YOUR TASK:
Copy only this range: the line with "What does this" through the final line of the material, inclusive at both ends.

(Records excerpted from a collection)
-- BEGIN --

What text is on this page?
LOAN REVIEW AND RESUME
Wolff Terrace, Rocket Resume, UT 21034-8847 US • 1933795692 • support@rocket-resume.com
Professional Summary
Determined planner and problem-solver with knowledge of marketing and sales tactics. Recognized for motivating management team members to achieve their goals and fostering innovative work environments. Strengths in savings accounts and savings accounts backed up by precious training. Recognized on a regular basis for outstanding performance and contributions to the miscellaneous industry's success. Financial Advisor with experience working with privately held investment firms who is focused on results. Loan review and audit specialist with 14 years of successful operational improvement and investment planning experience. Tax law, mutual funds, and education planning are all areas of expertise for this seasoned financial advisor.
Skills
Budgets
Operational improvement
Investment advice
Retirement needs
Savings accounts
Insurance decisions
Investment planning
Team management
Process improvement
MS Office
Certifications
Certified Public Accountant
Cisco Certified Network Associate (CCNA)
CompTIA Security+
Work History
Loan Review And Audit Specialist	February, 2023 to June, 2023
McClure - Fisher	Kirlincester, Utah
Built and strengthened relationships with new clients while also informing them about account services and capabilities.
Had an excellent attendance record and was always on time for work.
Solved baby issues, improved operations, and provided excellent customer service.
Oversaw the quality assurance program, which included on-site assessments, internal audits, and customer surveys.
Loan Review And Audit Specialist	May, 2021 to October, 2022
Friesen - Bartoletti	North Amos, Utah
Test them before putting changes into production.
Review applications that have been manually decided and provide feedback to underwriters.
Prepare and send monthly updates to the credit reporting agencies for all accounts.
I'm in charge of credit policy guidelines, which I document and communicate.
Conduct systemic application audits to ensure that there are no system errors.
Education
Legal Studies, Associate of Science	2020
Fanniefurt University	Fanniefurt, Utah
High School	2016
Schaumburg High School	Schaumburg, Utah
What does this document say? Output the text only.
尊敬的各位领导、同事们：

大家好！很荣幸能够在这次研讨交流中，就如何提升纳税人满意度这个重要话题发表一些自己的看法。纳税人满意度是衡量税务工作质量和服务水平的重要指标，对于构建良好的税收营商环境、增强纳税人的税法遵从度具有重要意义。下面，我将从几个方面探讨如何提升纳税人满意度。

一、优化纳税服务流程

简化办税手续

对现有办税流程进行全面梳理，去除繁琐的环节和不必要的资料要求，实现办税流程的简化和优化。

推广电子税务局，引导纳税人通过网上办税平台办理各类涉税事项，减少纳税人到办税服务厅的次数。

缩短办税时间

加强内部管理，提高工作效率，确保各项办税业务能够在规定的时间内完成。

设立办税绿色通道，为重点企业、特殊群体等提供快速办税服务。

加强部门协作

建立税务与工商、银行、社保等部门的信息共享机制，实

-- END --

OUTPUT FOR THIS EXERCISE:
What does this document say? Output the text only.
尊敬的各位领导、同事们：

大家好！很荣幸能够在这次研讨交流中，就如何提升纳税人满意度这个重要话题发表一些自己的看法。纳税人满意度是衡量税务工作质量和服务水平的重要指标，对于构建良好的税收营商环境、增强纳税人的税法遵从度具有重要意义。下面，我将从几个方面探讨如何提升纳税人满意度。

一、优化纳税服务流程

简化办税手续

对现有办税流程进行全面梳理，去除繁琐的环节和不必要的资料要求，实现办税流程的简化和优化。

推广电子税务局，引导纳税人通过网上办税平台办理各类涉税事项，减少纳税人到办税服务厅的次数。

缩短办税时间

加强内部管理，提高工作效率，确保各项办税业务能够在规定的时间内完成。

设立办税绿色通道，为重点企业、特殊群体等提供快速办税服务。

加强部门协作

建立税务与工商、银行、社保等部门的信息共享机制，实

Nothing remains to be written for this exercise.